Provide the number of lines containing the word "品类扩张", and nothing else.

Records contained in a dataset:
----
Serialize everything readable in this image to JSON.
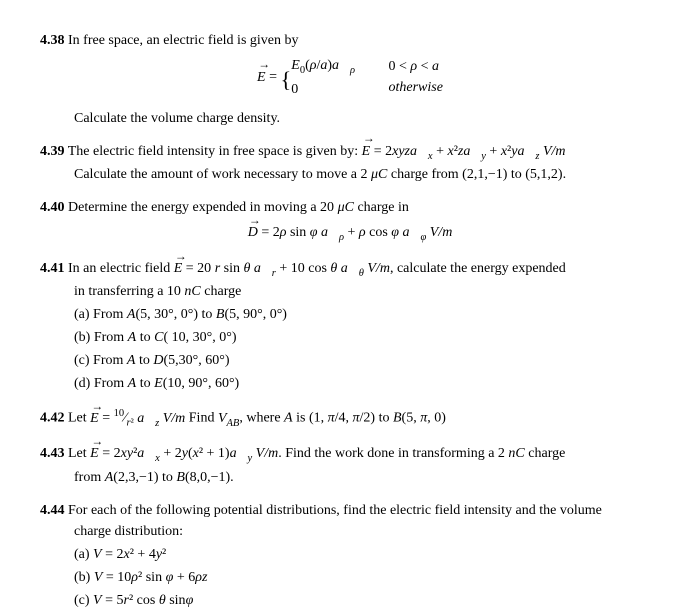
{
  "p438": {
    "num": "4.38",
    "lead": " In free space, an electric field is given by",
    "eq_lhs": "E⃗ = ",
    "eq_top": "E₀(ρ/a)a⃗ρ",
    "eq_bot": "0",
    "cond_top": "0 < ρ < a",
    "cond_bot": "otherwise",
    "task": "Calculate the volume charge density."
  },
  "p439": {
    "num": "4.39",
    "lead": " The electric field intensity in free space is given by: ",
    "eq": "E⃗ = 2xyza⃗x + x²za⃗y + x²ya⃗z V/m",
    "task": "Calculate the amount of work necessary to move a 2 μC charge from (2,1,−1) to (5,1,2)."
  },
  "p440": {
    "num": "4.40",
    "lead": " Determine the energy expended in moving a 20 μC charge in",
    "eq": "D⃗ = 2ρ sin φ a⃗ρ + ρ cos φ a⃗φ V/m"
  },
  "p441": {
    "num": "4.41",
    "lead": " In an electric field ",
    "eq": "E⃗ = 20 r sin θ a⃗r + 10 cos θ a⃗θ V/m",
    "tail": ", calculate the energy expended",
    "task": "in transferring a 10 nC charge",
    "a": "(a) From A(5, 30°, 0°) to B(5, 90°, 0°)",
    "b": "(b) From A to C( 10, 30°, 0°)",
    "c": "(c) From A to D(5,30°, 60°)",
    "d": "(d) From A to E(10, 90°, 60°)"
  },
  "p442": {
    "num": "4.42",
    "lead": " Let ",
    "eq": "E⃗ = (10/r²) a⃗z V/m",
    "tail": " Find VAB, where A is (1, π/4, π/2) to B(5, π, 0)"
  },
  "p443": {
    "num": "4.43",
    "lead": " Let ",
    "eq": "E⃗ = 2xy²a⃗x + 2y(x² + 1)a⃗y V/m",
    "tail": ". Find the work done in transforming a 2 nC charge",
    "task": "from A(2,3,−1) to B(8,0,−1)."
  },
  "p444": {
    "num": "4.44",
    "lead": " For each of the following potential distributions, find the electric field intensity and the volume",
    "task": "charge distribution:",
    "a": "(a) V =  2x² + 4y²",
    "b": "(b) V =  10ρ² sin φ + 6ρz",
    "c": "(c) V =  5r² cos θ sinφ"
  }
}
----
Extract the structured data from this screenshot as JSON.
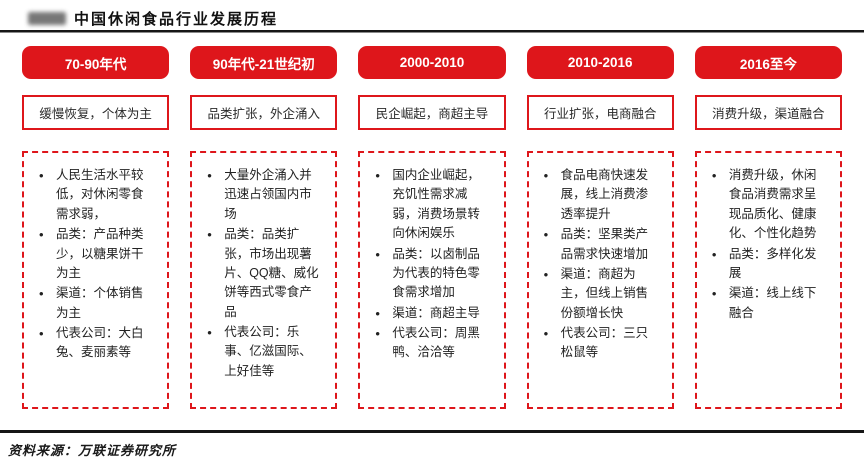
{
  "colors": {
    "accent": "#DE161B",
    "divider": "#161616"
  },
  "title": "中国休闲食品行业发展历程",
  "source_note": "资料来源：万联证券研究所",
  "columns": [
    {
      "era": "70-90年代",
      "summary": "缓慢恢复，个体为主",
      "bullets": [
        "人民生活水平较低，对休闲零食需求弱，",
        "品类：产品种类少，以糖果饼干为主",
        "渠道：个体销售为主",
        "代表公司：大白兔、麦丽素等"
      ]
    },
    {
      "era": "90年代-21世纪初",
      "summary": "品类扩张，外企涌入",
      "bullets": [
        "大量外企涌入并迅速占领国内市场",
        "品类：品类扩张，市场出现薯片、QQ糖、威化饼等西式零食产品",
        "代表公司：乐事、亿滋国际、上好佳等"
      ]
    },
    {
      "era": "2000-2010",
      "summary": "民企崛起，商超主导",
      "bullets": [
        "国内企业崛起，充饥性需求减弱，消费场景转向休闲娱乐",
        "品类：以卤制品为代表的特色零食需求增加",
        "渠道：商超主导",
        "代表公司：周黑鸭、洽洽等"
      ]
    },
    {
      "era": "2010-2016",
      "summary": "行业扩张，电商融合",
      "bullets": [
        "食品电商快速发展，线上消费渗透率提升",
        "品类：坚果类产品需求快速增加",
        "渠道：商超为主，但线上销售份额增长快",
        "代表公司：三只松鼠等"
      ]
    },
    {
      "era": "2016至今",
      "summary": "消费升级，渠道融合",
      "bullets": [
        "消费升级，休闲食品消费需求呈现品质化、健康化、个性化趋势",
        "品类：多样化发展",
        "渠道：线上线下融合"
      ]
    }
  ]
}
----
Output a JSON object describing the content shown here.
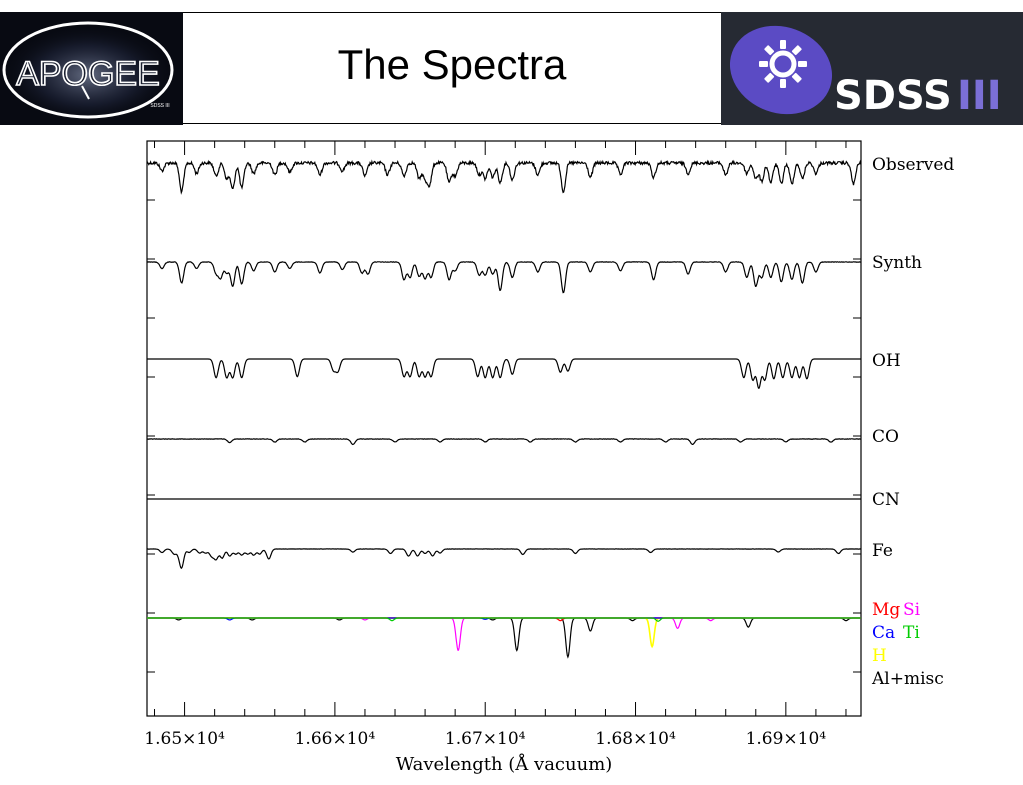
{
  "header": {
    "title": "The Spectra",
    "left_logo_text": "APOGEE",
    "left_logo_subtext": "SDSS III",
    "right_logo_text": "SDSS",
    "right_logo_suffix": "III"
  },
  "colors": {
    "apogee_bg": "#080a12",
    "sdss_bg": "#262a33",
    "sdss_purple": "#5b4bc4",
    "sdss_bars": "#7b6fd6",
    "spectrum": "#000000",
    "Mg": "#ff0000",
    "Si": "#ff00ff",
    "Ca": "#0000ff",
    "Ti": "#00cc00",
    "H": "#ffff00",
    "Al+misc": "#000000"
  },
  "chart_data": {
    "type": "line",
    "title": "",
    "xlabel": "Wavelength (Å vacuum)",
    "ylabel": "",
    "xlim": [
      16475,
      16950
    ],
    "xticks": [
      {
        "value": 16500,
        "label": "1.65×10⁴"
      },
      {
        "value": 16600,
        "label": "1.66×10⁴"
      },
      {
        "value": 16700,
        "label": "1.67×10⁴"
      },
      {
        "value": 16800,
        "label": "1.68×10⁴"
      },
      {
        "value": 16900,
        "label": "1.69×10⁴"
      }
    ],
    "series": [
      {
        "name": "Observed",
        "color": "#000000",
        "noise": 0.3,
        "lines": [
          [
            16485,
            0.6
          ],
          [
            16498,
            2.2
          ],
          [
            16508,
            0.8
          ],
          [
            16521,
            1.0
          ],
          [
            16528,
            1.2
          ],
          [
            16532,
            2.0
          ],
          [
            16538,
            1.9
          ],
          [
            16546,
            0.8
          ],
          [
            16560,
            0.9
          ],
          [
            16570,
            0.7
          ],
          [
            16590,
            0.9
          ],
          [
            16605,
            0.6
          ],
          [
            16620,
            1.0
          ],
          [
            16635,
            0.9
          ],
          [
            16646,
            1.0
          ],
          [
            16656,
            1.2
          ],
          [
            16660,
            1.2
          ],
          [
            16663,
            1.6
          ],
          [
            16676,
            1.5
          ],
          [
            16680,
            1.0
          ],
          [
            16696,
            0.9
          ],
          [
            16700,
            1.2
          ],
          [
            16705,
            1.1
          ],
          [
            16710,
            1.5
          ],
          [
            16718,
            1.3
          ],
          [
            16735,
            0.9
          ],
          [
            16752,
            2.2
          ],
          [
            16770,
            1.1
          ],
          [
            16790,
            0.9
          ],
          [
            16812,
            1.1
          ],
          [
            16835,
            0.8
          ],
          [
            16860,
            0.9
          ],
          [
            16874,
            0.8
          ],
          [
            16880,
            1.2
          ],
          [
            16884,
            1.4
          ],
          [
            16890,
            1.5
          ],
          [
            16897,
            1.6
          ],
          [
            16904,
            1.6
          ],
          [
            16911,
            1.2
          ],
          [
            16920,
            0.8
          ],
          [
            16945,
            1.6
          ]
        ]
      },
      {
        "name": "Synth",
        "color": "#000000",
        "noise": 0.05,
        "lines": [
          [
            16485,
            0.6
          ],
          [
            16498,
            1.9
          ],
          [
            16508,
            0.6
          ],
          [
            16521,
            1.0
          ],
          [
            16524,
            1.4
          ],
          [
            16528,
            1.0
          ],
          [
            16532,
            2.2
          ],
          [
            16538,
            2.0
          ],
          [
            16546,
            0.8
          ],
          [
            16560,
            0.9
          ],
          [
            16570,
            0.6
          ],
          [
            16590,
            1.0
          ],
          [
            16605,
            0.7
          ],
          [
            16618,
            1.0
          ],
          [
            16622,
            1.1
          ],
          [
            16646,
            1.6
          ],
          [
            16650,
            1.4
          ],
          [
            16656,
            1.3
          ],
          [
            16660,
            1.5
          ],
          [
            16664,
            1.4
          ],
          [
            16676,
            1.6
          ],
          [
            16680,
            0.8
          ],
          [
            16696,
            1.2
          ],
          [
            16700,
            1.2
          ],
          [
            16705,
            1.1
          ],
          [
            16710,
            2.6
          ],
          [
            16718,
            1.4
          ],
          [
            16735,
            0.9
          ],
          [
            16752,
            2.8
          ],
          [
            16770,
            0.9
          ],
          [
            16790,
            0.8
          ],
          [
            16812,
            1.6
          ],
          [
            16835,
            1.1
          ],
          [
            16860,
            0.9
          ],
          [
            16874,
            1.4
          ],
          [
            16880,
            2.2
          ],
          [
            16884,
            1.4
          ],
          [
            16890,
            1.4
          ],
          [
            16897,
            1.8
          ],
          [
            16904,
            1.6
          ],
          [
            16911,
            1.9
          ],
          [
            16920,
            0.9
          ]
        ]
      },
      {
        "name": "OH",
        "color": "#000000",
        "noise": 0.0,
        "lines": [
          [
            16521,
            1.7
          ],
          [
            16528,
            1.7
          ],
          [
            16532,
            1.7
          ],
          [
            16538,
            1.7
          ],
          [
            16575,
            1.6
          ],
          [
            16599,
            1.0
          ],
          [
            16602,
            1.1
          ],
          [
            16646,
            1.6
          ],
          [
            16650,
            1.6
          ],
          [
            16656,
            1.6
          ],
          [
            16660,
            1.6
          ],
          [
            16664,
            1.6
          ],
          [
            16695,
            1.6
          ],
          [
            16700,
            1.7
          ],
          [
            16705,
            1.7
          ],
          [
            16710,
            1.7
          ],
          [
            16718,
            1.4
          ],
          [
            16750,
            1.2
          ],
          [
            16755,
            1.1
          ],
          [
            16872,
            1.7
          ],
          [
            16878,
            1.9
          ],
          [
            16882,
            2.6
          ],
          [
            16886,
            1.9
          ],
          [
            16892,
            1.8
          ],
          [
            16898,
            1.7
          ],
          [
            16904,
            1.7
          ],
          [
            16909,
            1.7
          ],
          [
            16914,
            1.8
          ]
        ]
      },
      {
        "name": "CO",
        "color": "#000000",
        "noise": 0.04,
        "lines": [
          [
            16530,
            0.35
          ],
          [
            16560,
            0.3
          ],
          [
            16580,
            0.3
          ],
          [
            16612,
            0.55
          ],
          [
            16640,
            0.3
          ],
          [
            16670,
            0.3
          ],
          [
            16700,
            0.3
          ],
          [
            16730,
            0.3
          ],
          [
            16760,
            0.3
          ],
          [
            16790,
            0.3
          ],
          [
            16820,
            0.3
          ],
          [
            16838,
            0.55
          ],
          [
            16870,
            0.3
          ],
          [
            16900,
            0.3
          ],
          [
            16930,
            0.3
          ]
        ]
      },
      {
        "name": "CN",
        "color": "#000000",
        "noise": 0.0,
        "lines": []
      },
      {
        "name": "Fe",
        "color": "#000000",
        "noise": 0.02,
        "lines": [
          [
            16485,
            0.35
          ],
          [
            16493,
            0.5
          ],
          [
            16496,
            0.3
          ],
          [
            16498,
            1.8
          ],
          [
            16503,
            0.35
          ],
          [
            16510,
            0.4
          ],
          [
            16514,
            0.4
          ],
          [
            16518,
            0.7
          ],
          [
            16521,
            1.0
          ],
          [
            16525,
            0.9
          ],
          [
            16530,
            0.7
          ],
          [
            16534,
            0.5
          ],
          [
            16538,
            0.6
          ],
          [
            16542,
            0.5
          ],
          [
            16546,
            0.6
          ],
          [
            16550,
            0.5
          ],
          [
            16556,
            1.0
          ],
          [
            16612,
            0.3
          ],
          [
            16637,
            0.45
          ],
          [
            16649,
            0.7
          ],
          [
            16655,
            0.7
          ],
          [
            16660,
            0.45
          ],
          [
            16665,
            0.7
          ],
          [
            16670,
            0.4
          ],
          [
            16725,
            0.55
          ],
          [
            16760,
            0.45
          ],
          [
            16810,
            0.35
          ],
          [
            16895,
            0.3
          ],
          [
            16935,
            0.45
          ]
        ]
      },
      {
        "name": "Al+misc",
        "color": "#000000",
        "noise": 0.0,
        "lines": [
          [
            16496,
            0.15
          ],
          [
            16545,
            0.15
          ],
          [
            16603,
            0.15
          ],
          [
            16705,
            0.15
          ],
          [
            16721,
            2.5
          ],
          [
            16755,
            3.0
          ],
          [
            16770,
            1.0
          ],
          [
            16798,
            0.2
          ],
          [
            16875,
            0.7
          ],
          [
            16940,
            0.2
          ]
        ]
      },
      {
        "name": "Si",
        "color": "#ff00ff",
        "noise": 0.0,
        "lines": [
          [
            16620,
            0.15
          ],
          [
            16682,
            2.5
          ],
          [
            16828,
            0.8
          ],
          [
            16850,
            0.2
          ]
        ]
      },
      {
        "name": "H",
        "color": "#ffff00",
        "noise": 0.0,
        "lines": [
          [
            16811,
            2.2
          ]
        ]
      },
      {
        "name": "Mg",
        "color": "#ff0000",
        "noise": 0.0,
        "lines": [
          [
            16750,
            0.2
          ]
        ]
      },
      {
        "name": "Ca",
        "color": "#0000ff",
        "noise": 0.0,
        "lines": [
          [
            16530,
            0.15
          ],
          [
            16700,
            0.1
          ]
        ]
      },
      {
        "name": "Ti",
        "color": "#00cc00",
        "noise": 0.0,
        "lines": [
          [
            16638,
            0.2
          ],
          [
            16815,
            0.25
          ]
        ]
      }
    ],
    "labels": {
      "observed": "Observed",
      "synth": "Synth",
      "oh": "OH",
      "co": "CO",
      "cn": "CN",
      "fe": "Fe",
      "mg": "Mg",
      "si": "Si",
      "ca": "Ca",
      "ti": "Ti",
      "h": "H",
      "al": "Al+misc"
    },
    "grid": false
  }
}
----
## Task solution
2